Supplied data>
# # # # # # #

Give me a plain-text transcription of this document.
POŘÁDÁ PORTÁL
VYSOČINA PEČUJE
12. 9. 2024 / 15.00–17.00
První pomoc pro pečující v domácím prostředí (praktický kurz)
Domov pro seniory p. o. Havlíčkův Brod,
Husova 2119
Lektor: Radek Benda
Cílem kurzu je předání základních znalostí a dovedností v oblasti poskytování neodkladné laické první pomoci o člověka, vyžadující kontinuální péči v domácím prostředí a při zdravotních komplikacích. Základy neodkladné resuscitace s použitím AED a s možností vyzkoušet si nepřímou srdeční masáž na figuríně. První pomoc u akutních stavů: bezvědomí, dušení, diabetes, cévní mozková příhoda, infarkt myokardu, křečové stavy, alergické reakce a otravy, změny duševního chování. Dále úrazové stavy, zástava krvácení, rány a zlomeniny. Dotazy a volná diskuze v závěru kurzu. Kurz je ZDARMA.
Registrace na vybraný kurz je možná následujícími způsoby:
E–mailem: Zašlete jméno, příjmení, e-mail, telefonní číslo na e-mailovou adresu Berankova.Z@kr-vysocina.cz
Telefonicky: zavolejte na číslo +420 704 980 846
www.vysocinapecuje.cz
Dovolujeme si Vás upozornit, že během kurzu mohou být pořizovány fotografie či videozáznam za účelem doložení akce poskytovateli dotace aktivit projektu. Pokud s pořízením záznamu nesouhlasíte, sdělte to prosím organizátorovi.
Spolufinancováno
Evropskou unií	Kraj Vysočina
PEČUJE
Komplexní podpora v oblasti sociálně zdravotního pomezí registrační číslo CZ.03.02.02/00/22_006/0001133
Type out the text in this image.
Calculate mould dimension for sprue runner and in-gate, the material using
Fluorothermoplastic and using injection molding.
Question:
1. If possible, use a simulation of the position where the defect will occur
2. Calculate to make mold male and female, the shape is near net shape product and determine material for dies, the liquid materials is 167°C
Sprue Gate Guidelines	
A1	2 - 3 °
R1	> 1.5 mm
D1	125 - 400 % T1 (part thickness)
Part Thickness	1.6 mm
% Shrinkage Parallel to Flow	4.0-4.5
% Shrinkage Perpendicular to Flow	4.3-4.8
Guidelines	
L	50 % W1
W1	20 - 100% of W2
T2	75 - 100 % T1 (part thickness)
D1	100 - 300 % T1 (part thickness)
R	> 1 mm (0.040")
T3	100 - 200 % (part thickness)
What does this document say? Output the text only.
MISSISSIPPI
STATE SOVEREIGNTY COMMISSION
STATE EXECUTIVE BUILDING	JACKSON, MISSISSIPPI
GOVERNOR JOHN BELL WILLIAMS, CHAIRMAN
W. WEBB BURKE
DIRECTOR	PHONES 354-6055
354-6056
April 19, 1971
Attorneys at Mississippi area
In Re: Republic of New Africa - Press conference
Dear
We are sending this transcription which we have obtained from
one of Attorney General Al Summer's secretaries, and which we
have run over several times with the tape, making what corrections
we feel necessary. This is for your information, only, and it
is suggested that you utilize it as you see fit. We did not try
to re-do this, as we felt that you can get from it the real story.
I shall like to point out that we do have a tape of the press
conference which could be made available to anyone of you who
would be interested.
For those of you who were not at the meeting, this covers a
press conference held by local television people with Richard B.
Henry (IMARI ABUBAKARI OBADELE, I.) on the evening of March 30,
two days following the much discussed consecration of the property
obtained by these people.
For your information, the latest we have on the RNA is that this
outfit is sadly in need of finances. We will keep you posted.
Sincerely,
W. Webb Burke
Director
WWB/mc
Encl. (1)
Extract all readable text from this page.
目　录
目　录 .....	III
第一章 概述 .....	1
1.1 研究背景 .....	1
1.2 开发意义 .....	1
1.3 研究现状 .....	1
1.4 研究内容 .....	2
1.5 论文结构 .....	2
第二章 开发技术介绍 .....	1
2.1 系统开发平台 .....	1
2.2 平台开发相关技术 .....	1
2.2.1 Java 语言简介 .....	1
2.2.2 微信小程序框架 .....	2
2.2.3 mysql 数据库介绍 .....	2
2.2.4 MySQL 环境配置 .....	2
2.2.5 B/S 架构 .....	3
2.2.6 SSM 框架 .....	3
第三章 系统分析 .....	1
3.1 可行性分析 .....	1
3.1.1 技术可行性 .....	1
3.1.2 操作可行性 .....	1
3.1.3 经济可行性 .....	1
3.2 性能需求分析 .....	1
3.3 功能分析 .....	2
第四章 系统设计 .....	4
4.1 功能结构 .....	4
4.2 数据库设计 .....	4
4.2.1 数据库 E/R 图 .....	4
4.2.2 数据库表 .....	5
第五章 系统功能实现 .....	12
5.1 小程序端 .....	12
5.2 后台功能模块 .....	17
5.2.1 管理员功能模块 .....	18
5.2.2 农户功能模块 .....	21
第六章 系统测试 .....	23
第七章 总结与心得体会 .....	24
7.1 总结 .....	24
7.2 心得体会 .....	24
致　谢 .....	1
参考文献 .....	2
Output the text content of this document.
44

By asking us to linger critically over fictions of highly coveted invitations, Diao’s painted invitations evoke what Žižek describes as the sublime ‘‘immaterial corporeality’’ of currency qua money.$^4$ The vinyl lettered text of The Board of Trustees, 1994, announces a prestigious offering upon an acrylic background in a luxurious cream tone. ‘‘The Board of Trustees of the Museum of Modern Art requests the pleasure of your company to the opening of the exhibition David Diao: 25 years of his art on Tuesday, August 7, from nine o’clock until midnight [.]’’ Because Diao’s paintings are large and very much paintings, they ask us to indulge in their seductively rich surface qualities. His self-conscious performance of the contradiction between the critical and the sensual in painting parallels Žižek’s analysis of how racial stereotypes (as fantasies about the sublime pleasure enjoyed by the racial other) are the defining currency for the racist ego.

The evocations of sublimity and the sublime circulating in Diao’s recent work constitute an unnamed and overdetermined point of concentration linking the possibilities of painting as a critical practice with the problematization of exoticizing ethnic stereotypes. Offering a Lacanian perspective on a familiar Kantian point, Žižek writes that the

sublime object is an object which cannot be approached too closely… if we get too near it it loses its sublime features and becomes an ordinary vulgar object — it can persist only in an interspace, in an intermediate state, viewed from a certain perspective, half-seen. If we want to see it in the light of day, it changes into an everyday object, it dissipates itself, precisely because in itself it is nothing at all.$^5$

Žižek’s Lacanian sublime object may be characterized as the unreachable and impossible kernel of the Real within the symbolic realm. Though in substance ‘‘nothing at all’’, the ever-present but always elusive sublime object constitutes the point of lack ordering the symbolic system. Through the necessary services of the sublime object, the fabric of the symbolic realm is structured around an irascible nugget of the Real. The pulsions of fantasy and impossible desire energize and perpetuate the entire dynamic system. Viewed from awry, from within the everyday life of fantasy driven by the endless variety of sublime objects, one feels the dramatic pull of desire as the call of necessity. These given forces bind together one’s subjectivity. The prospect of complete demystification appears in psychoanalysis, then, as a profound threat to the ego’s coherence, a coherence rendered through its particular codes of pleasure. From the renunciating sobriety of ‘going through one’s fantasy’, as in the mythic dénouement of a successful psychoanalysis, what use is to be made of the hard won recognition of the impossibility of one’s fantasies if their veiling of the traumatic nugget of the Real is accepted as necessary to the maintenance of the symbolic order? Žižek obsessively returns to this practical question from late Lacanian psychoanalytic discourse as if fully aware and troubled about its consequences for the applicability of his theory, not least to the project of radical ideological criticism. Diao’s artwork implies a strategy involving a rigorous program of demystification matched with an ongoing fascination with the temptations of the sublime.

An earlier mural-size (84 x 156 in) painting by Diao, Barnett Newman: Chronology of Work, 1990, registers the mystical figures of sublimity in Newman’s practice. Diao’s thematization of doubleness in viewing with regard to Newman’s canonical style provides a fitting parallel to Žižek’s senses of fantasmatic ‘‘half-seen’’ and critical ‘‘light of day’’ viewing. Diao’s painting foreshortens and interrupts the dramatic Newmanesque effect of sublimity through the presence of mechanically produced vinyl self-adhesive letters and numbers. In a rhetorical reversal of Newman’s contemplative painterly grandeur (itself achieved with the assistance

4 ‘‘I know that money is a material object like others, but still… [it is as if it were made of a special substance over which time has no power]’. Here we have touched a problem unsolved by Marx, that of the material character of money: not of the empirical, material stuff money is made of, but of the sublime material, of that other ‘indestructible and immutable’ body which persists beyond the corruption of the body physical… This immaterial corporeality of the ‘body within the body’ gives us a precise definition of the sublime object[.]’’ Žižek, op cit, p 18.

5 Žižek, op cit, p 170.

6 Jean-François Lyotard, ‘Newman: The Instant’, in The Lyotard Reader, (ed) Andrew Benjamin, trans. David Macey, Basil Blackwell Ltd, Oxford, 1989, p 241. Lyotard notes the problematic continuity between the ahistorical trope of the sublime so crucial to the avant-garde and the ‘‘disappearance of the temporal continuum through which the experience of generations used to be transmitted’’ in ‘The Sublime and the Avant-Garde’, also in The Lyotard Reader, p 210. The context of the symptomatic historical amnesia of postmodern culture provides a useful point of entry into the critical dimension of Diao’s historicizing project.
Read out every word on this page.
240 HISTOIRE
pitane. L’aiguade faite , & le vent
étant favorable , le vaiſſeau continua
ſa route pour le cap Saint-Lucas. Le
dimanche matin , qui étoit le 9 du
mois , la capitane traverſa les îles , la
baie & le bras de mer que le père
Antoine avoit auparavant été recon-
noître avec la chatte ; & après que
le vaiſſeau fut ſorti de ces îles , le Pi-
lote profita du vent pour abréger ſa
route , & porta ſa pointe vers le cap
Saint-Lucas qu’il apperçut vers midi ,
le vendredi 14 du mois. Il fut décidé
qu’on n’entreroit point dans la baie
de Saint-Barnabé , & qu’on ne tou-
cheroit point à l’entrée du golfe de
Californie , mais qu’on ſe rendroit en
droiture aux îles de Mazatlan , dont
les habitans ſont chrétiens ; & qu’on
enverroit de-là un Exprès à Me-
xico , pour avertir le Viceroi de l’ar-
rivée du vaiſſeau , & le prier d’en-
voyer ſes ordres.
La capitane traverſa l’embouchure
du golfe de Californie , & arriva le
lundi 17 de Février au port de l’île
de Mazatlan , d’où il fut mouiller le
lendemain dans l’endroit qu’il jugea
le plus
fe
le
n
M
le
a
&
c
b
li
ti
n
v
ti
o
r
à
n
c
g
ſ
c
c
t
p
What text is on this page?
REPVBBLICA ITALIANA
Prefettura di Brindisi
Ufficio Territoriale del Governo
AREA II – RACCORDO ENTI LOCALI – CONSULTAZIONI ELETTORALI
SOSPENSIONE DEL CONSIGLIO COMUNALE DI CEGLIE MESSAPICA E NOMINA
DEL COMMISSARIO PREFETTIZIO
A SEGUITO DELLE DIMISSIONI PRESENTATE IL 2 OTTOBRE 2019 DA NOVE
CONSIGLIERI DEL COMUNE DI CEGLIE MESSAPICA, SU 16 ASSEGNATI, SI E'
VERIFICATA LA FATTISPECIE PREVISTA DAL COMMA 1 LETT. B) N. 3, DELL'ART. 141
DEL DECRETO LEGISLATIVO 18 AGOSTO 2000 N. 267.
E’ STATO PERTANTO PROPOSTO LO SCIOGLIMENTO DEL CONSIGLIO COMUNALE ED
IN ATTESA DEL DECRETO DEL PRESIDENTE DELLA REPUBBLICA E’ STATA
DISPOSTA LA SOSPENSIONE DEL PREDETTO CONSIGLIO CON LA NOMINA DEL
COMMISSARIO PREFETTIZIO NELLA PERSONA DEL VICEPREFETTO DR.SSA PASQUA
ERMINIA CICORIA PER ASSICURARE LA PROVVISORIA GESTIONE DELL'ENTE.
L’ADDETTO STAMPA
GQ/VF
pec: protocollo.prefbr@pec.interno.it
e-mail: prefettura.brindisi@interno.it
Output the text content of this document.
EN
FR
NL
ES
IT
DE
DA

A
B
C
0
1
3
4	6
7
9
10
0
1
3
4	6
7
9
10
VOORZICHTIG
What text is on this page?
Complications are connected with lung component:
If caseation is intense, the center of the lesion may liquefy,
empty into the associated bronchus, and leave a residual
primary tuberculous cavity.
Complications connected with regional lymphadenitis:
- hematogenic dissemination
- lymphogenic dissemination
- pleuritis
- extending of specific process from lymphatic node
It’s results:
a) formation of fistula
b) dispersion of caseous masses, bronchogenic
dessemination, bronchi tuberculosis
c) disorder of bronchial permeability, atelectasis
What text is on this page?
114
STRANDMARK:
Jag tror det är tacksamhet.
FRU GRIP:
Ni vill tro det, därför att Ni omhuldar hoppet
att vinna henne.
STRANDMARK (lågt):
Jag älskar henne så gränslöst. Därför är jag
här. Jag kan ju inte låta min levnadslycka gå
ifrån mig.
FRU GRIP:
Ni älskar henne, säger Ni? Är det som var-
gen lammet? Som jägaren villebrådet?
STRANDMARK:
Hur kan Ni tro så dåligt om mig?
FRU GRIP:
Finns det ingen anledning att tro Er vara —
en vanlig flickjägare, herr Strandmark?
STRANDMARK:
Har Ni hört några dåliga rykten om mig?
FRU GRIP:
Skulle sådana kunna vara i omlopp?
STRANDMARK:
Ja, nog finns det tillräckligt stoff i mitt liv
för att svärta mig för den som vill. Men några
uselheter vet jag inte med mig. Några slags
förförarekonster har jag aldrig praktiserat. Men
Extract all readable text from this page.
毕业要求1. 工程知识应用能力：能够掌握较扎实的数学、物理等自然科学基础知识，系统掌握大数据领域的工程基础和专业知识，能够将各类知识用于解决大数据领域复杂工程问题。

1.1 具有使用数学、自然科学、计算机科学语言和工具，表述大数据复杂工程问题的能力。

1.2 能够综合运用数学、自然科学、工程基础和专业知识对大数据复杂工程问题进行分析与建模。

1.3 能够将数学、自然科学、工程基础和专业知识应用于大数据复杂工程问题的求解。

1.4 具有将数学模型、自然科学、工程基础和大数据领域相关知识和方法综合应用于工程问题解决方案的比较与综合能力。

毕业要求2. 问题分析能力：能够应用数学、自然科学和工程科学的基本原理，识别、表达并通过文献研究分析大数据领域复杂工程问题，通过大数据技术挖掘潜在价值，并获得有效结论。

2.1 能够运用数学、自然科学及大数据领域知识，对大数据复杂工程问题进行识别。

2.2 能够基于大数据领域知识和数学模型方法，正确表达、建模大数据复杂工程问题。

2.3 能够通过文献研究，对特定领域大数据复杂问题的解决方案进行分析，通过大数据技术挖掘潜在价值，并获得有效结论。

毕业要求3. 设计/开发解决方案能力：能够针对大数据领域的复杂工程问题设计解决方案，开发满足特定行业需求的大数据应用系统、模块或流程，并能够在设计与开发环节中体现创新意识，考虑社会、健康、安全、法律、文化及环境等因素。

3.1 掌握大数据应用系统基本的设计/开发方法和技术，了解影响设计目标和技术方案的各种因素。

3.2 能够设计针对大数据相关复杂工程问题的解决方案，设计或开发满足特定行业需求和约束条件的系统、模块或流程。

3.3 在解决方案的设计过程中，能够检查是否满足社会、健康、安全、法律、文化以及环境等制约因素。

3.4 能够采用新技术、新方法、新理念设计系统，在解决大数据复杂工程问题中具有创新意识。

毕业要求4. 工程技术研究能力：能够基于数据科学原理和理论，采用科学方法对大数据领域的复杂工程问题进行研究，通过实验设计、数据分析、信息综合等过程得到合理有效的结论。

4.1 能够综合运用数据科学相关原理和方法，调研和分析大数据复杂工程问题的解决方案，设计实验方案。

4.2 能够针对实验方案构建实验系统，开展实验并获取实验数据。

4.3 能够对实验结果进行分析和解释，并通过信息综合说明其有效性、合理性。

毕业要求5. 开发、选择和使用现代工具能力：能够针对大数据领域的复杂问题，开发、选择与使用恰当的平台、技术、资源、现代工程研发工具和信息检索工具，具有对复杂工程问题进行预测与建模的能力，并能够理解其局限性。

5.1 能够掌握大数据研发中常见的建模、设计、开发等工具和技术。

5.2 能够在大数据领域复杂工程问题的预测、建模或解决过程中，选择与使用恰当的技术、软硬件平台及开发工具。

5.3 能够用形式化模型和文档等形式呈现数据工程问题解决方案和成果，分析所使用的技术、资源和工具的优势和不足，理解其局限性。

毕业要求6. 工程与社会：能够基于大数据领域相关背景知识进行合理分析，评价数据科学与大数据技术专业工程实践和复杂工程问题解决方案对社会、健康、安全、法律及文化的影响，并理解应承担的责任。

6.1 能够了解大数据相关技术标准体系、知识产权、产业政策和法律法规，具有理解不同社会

# # # # # # #

Set problem> Return every line above in which the string "mois" occurs.

Result>
mois , la capitane traverſa les îles , la
le vendredi 14 du mois. Il fut décidé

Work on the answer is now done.